Working data:

***

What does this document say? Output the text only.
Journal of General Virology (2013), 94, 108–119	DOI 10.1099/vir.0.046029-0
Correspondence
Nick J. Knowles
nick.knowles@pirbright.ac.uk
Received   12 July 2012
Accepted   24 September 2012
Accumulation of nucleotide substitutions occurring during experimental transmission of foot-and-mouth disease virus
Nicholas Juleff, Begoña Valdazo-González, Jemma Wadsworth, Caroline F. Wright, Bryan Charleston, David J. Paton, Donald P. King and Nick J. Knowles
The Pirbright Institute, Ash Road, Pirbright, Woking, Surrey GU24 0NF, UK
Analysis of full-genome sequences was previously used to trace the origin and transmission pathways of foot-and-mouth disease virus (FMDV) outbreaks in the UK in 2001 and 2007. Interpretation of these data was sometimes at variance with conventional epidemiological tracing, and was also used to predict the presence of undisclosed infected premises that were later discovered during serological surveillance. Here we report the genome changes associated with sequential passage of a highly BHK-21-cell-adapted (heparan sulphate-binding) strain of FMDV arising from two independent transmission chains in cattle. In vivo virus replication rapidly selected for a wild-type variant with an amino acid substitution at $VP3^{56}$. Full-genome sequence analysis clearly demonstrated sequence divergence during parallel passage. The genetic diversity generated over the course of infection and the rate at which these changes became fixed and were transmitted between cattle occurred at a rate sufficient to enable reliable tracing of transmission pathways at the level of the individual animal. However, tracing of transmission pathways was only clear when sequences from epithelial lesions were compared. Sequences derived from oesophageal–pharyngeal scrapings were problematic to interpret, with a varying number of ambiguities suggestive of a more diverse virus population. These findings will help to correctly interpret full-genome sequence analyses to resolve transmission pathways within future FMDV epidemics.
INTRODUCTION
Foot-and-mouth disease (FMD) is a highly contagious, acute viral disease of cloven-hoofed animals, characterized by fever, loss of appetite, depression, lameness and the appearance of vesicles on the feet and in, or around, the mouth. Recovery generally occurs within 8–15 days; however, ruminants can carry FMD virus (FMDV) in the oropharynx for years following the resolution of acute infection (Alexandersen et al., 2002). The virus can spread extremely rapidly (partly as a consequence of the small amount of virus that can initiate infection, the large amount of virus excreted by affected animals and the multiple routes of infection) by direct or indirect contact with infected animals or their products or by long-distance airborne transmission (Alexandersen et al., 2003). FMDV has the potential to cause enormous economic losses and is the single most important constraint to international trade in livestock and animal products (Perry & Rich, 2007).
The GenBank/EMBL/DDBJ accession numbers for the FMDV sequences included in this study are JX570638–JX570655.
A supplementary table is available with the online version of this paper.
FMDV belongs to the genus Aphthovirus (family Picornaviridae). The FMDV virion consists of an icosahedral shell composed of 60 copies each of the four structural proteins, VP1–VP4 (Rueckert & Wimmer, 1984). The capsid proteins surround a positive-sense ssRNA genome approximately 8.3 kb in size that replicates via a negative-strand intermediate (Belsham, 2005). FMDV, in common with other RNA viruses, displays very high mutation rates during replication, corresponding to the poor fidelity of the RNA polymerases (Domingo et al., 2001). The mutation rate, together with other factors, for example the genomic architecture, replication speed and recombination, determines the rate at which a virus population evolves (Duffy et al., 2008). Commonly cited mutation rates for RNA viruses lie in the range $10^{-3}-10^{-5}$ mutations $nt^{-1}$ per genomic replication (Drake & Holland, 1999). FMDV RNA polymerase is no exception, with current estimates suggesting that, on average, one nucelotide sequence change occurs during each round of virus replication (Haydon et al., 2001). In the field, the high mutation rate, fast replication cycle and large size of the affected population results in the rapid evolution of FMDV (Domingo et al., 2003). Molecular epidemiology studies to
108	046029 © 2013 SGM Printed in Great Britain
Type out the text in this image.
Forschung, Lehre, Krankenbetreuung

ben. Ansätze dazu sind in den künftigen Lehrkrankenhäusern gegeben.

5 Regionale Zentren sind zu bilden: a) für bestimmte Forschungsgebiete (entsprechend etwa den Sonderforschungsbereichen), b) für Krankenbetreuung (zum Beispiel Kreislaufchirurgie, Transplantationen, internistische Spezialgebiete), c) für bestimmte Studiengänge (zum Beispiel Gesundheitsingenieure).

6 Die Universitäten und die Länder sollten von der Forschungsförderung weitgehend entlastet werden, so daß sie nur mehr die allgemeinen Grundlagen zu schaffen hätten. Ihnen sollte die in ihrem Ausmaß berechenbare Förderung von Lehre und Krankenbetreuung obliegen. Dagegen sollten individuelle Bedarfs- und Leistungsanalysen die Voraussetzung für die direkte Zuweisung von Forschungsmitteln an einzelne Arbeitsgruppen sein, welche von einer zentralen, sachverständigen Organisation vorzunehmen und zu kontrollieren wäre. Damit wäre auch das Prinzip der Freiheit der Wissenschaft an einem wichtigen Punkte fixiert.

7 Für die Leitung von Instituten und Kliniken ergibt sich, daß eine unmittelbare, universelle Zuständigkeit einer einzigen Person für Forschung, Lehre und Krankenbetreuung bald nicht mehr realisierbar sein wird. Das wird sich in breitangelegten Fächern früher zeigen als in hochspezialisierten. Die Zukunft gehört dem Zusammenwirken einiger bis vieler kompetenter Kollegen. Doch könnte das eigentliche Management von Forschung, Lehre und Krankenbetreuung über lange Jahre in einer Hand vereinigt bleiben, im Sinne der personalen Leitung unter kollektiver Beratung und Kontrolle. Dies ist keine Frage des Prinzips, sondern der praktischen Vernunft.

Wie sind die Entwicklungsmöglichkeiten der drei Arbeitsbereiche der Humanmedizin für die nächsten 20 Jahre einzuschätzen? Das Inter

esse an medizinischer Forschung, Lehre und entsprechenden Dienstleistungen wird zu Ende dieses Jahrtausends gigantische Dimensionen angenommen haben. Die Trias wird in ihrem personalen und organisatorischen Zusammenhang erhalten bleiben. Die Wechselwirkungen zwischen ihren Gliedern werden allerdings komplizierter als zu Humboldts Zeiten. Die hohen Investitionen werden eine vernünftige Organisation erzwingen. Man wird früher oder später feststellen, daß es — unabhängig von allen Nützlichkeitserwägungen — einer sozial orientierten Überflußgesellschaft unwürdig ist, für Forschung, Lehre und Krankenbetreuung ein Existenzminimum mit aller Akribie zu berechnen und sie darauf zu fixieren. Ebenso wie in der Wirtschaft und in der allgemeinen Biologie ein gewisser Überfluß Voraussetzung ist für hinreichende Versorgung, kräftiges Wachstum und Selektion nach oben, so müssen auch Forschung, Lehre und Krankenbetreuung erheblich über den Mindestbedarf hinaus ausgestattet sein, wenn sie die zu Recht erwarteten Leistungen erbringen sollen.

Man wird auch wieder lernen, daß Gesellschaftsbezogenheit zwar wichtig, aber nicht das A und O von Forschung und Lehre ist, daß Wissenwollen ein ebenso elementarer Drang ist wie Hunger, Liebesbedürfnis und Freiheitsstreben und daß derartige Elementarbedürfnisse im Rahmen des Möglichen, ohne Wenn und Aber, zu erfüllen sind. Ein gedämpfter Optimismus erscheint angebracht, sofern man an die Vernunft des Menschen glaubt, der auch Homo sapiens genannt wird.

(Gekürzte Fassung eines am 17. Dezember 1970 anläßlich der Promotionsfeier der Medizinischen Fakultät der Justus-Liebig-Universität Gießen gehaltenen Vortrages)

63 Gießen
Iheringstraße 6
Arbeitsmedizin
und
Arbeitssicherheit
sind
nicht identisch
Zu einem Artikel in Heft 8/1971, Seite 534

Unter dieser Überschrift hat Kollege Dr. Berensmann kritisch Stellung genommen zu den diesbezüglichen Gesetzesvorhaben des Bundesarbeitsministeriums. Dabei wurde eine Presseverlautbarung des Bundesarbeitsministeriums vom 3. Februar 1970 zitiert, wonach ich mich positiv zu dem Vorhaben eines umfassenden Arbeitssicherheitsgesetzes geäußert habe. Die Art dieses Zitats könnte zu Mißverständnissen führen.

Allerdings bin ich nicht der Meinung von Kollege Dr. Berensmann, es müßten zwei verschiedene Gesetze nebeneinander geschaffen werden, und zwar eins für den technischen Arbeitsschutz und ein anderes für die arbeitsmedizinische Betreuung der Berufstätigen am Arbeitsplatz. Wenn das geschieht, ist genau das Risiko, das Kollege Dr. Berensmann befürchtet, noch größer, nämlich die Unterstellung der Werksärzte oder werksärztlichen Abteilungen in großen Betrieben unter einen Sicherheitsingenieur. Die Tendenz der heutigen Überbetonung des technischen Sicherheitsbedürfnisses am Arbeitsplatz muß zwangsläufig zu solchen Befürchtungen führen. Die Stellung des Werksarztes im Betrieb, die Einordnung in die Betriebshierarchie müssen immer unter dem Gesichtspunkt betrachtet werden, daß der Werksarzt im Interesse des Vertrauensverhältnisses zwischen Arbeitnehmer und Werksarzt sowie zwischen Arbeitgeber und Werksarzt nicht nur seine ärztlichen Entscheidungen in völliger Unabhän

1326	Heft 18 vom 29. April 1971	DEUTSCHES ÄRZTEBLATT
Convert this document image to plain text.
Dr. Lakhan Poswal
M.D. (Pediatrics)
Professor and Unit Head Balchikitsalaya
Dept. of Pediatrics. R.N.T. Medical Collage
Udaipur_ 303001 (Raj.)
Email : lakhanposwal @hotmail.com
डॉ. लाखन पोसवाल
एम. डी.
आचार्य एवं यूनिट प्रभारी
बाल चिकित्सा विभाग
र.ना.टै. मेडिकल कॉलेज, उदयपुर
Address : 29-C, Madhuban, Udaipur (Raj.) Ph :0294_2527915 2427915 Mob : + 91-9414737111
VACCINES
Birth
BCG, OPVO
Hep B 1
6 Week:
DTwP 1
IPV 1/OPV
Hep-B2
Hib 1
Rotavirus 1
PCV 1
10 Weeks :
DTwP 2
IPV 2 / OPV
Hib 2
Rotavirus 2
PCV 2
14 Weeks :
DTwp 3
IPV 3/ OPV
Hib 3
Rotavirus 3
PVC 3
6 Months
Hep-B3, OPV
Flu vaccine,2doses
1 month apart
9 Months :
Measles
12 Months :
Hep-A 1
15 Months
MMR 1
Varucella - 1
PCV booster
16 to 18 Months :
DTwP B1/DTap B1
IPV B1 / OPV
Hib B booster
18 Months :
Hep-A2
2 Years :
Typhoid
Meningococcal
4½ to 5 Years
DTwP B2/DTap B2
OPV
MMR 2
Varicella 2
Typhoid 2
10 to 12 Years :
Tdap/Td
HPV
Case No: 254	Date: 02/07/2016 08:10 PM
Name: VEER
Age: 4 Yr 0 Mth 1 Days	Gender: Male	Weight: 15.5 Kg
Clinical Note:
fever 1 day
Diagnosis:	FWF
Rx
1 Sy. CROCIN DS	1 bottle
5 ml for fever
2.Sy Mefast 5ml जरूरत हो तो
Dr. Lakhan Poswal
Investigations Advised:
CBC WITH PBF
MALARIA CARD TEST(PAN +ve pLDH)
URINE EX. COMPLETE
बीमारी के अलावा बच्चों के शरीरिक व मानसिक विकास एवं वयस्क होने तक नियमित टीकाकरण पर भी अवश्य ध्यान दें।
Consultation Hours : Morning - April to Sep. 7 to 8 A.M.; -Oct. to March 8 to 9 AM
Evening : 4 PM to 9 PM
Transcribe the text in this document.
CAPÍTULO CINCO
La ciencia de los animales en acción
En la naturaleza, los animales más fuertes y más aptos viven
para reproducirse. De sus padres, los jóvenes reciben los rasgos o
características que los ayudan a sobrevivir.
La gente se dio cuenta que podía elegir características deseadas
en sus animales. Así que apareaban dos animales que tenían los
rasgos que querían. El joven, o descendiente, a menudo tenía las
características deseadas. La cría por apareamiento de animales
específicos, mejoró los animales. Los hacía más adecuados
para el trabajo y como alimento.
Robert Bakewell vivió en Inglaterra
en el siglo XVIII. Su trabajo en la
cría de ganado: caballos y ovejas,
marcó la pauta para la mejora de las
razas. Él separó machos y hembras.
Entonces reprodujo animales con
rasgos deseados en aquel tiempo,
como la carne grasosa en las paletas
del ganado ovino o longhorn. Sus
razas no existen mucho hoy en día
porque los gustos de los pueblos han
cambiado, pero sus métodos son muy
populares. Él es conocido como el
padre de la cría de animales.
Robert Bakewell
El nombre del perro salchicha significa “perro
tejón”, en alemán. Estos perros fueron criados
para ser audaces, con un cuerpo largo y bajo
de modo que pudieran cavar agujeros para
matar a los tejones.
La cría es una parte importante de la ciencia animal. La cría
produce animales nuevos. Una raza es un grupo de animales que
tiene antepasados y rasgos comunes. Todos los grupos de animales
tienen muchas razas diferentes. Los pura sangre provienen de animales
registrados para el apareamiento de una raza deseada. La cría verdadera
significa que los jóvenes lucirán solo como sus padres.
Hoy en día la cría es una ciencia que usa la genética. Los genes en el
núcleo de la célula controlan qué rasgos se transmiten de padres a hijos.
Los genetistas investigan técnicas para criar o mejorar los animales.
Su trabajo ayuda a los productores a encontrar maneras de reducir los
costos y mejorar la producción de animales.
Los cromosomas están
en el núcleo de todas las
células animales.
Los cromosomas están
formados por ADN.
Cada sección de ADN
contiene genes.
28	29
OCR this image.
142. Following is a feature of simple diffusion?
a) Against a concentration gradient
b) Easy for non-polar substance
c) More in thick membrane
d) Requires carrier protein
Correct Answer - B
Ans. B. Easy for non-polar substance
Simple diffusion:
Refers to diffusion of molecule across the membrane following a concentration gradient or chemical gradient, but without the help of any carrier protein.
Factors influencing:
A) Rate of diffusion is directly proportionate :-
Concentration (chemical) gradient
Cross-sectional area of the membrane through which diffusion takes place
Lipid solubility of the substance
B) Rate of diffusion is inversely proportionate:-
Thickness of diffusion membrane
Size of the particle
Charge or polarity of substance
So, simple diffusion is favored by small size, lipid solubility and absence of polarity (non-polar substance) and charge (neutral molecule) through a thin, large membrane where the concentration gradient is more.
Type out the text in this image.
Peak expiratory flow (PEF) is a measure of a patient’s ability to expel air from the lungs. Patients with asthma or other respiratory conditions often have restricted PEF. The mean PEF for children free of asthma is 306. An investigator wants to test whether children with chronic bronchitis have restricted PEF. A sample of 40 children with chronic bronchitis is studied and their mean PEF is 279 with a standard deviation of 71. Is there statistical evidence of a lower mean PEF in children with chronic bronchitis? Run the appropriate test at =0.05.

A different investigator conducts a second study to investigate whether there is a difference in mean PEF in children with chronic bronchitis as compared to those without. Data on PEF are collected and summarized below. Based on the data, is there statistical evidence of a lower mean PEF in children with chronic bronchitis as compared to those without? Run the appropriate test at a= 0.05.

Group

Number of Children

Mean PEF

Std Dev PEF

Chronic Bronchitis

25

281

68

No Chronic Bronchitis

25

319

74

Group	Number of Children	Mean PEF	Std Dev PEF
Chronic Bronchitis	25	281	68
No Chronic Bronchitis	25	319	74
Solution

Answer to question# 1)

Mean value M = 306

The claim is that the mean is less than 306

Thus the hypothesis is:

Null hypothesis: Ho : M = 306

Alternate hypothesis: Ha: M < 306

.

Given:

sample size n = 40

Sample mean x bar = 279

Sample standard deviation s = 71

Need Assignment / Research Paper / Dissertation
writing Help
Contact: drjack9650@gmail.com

***

Count how many lines of the entries include the string "substance". The number is the entire answer.

5